* [Document excerpt]
-- Opening Marker --
There was a lot of evolution in the 90’s. With the possible exception of the world wide web which was switched on in August of '91, there weren’t a lot of changes to how computing worked throughout the decade. Compare an IBM PS/2 from 1989 with a Compaq Presario from 1999. 3 1/4" floppy disk, CRT monitor attached via VGA, serial and parallel ports, keyboard and mouse attached via PS2 ports, Intel architecture with Microsoft operating system…it’s the same machine 10 years later. The newer machine runs orders of magnitude faster, has orders of magnitude more RAM etc. but it still broadly speaking fills the same role in the user’s life. An N64 is exactly what you’d expect the NES to look like after a decade. Cell phones have gotten sleeker and more available but it’s still mostly a telephone that places telephone calls, it’s the same machine Michael Douglas had in that one movie but now no longer a 2 pound brick. Bring a tech savvy teen from 1989 to 1999 and it won’t take long to explain everything to him. The World Wide Web exists now, but a lot of retailers haven’t embraced the online marketplace, the dotcom bubble bursts, it’s not quite got the permanent grip on life yet.
-- Closing Marker --
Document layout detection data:
-- Opening Marker --
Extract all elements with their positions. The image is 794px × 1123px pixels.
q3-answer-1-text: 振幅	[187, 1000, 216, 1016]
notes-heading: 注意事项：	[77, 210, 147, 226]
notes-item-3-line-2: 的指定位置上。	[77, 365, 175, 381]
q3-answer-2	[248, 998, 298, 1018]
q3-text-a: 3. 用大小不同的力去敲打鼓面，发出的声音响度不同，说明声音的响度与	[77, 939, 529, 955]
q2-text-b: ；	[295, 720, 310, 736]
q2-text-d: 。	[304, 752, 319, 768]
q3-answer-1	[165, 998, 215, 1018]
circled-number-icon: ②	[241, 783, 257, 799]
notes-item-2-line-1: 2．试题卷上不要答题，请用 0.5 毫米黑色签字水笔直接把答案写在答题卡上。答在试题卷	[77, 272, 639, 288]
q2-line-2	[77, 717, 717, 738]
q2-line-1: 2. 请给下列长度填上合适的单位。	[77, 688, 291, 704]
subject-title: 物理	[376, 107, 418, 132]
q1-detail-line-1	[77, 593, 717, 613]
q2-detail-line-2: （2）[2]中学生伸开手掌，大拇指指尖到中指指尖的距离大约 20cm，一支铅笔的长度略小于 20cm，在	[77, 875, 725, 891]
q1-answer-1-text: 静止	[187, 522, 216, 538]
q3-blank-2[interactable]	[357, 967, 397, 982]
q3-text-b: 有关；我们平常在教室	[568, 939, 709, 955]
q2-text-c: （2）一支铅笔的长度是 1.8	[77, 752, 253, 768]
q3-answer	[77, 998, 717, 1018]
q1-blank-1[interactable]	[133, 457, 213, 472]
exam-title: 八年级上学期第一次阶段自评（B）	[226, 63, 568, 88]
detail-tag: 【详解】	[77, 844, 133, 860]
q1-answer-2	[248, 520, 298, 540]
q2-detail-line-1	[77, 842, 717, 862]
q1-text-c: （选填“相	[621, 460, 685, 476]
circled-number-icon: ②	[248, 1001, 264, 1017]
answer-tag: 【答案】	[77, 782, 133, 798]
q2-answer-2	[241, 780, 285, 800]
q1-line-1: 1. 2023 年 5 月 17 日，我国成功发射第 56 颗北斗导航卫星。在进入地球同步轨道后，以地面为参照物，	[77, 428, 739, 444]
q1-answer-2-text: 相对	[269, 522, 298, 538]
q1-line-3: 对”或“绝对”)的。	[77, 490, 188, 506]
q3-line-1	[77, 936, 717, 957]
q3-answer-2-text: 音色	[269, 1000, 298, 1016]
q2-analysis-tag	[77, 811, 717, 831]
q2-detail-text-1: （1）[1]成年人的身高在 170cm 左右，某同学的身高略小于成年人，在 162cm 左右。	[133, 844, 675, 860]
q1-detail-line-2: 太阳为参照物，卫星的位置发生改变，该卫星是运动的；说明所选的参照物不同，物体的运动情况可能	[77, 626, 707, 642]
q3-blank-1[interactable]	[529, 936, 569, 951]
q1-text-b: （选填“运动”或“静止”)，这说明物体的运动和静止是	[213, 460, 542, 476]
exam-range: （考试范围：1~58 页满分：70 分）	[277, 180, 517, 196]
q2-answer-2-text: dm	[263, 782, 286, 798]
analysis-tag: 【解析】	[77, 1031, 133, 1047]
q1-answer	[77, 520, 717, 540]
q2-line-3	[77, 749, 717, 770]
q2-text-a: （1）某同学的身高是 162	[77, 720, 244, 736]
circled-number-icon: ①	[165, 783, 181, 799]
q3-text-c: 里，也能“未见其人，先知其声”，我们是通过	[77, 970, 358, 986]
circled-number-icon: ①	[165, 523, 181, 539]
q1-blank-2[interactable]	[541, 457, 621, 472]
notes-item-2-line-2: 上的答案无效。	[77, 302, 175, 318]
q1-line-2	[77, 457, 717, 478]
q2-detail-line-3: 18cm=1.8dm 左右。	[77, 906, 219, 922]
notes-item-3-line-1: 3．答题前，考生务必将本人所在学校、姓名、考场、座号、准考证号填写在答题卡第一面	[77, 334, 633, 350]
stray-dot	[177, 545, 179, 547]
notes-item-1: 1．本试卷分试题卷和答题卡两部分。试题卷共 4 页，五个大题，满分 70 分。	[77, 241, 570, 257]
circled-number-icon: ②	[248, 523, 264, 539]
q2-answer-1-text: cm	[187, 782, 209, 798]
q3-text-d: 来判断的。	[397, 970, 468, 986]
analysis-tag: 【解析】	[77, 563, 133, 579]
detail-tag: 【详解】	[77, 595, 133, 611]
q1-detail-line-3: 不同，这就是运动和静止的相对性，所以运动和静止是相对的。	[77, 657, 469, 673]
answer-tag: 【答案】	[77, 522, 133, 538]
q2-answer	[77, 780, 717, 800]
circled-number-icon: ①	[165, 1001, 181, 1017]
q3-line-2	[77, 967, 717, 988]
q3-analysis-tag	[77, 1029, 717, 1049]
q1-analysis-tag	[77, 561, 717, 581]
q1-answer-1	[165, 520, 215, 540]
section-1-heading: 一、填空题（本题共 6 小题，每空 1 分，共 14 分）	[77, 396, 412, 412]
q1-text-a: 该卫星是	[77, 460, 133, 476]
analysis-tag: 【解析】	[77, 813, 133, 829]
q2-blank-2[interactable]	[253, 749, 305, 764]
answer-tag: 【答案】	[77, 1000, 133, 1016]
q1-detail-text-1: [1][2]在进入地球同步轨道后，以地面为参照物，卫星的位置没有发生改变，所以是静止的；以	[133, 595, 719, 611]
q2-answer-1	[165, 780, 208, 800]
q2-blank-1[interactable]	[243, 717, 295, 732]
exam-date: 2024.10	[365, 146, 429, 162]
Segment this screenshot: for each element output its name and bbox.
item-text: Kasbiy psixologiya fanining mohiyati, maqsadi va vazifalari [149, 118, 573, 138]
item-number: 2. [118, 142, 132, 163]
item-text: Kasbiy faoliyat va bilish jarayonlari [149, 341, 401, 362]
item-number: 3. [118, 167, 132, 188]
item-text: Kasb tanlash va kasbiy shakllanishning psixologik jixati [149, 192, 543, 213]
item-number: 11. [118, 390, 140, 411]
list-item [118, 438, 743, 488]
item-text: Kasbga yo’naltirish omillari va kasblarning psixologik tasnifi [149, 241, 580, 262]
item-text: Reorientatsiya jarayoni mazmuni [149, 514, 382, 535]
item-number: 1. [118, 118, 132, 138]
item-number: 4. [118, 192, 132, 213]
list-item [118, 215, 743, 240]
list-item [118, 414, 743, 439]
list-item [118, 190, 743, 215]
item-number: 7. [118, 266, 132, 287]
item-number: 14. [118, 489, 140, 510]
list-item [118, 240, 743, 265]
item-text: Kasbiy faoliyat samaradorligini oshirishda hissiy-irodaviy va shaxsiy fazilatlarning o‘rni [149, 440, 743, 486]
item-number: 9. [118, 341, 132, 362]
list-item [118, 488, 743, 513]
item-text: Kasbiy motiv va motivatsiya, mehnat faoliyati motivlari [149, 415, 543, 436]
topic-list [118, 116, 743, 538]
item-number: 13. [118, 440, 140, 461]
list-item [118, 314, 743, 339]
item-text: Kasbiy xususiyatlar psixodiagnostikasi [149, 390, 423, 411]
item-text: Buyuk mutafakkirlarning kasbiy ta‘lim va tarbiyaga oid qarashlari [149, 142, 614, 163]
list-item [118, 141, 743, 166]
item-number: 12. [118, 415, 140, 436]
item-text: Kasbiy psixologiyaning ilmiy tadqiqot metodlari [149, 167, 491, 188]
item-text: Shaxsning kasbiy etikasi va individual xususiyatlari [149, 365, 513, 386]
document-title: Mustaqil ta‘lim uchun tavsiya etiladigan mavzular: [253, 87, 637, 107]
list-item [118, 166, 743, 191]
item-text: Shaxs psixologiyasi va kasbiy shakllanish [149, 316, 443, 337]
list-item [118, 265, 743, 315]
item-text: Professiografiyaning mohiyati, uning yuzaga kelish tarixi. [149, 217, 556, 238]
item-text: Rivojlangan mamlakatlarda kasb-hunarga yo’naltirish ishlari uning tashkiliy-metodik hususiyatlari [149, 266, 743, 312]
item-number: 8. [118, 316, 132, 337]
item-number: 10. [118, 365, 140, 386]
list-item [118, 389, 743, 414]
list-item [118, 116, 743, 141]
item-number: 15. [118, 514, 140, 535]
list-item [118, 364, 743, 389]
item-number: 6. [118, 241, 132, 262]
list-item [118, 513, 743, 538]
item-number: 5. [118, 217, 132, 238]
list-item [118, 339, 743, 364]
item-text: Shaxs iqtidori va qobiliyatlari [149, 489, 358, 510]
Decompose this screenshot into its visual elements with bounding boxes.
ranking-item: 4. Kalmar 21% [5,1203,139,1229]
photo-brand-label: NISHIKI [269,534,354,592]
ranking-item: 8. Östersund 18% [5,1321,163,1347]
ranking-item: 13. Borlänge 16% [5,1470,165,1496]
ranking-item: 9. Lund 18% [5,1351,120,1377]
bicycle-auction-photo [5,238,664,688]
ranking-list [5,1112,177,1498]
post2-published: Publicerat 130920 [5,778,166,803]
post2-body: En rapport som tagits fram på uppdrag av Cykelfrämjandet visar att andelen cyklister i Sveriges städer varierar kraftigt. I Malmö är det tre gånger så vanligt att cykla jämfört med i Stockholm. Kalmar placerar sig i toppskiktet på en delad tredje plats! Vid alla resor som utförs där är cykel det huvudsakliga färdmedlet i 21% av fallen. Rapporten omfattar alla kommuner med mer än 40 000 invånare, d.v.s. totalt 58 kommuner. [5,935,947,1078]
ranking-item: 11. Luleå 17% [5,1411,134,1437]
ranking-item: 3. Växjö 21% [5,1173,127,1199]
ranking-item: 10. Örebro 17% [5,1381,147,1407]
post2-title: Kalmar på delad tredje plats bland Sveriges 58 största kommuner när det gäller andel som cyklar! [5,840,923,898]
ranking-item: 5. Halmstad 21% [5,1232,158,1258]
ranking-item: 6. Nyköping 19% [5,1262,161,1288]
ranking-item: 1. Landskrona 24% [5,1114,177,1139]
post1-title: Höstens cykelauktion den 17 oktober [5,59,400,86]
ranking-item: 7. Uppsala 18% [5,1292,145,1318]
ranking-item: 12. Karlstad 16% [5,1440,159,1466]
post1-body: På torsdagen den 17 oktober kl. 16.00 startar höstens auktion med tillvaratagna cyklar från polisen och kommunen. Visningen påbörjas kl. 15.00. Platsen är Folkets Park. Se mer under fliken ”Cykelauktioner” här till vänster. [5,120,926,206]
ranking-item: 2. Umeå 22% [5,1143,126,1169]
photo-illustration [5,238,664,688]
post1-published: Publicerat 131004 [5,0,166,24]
-- Closing Marker --
* [Things to do]
a) List the computers and game consoles that the passage on 1990s computing names by brand or model.
b) Extend the passage on 1990s computing with a paragraph or two that picks up right after its last sentence.

* [Task results]
a) IBM PS/2, Compaq Presario, N64, NES

b)
There was a lot of revolution in the 2000’s. Higher speed internet that allow for audio and video streaming, mp3 players and the upheaval those caused, the proliferation of digital cameras, the rise of social media. When I graduated high school in 2005, there were no iPhones, no Facebook, no Twitter, no Youtube. Google was a search engine that was gaining ground against Yahoo. The world was a vastly different place by the time I was through college. Take that savvy teen from 1989 and his counterpart from 1999 and explain to them how things work in 2009. It’ll take a lot longer. In 2009 we had a lot of technology that had a lot of potential, and we were just starting to realize that potential. It was easy to see a bright future.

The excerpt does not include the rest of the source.